▸ Problem details: Pick every line from the data that holds the word "Pagamento".

▸ Records for this task:
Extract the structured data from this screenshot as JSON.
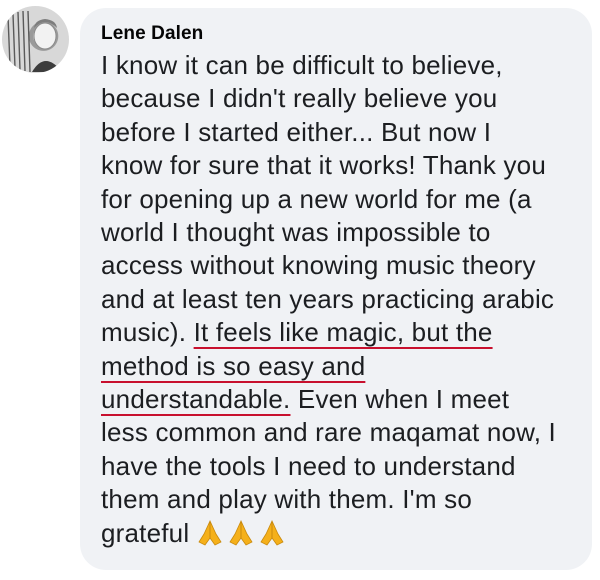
{
  "comment": {
    "author": "Lene Dalen",
    "lines": [
      "I know it can be difficult to believe,",
      "because I didn't really believe you",
      "before I started either... But now I",
      "know for sure that it works! Thank you",
      "for opening up a new world for me (a",
      "world I thought was impossible to",
      "access without knowing music theory",
      "and at least ten years practicing arabic"
    ],
    "line9_plain": "music). ",
    "line9_highlight": "It feels like magic, but the",
    "line10_highlight": "method is so easy and",
    "line11_highlight": "understandable.",
    "line11_plain": " Even when I meet",
    "lines_after": [
      "less common and rare maqamat now, I",
      "have the tools I need to understand",
      "them and play with them. I'm so"
    ],
    "last_line": "grateful",
    "emojis": [
      "folded-hands-icon",
      "folded-hands-icon",
      "folded-hands-icon"
    ]
  },
  "colors": {
    "bubble_bg": "#f0f2f5",
    "text": "#1c1e21",
    "underline": "#c8102e",
    "emoji": "#f5b01a"
  }
}
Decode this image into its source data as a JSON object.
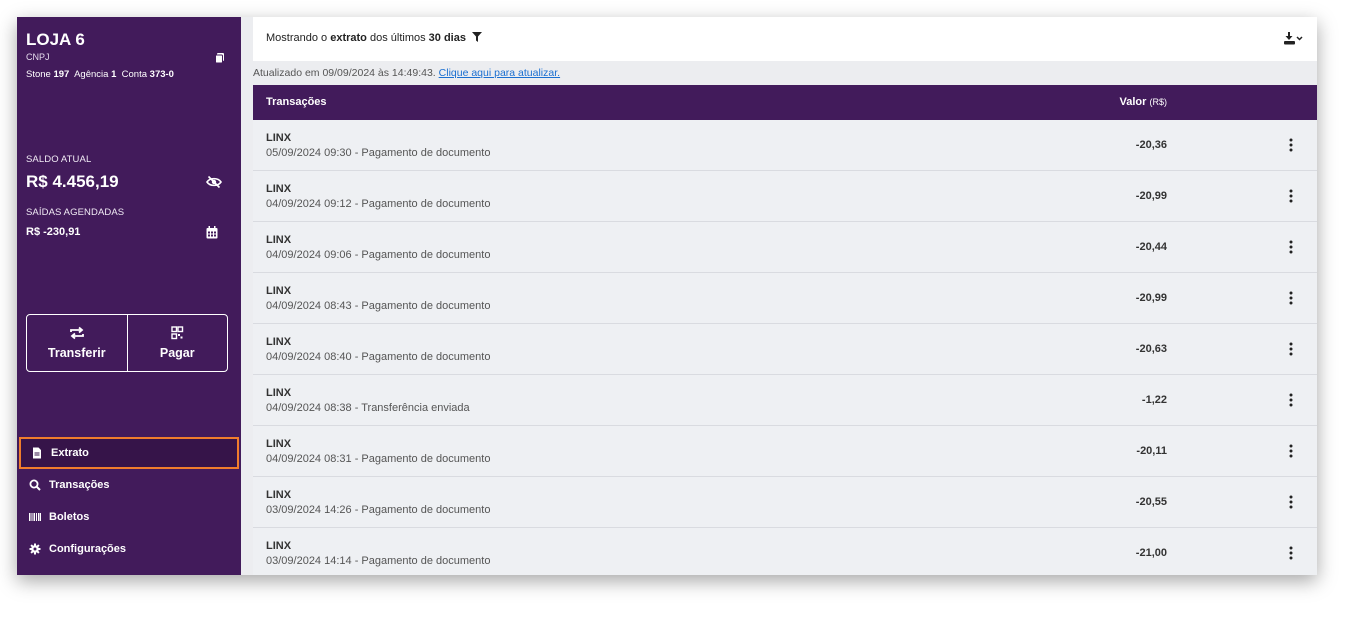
{
  "store": {
    "name": "LOJA 6",
    "cnpj_label": "CNPJ",
    "bank_label": "Stone",
    "bank_value": "197",
    "agency_label": "Agência",
    "agency_value": "1",
    "account_label": "Conta",
    "account_value": "373-0"
  },
  "balance": {
    "current_label": "SALDO ATUAL",
    "current_value": "R$ 4.456,19",
    "scheduled_label": "SAÍDAS AGENDADAS",
    "scheduled_value": "R$ -230,91"
  },
  "actions": {
    "transfer_label": "Transferir",
    "pay_label": "Pagar"
  },
  "nav": {
    "items": [
      {
        "label": "Extrato",
        "icon": "document-icon",
        "active": true
      },
      {
        "label": "Transações",
        "icon": "search-icon"
      },
      {
        "label": "Boletos",
        "icon": "barcode-icon"
      },
      {
        "label": "Configurações",
        "icon": "gear-icon"
      }
    ]
  },
  "header": {
    "prefix": "Mostrando o",
    "extrato": "extrato",
    "middle": "dos últimos",
    "period": "30 dias"
  },
  "updated": {
    "text": "Atualizado em 09/09/2024 às 14:49:43.",
    "link": "Clique aqui para atualizar."
  },
  "table": {
    "col_transactions": "Transações",
    "col_value": "Valor",
    "col_value_unit": "(R$)",
    "rows": [
      {
        "name": "LINX",
        "desc": "05/09/2024 09:30 - Pagamento de documento",
        "value": "-20,36"
      },
      {
        "name": "LINX",
        "desc": "04/09/2024 09:12 - Pagamento de documento",
        "value": "-20,99"
      },
      {
        "name": "LINX",
        "desc": "04/09/2024 09:06 - Pagamento de documento",
        "value": "-20,44"
      },
      {
        "name": "LINX",
        "desc": "04/09/2024 08:43 - Pagamento de documento",
        "value": "-20,99"
      },
      {
        "name": "LINX",
        "desc": "04/09/2024 08:40 - Pagamento de documento",
        "value": "-20,63"
      },
      {
        "name": "LINX",
        "desc": "04/09/2024 08:38 - Transferência enviada",
        "value": "-1,22"
      },
      {
        "name": "LINX",
        "desc": "04/09/2024 08:31 - Pagamento de documento",
        "value": "-20,11"
      },
      {
        "name": "LINX",
        "desc": "03/09/2024 14:26 - Pagamento de documento",
        "value": "-20,55"
      },
      {
        "name": "LINX",
        "desc": "03/09/2024 14:14 - Pagamento de documento",
        "value": "-21,00"
      }
    ]
  },
  "colors": {
    "brand_purple": "#421b5b",
    "active_outline": "#f07d2c",
    "link": "#1a6fd1"
  }
}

▸ Solution:
        "desc": "05/09/2024 09:30 - Pagamento de documento",
        "desc": "04/09/2024 09:12 - Pagamento de documento",
        "desc": "04/09/2024 09:06 - Pagamento de documento",
        "desc": "04/09/2024 08:43 - Pagamento de documento",
        "desc": "04/09/2024 08:40 - Pagamento de documento",
        "desc": "04/09/2024 08:31 - Pagamento de documento",
        "desc": "03/09/2024 14:26 - Pagamento de documento",
        "desc": "03/09/2024 14:14 - Pagamento de documento",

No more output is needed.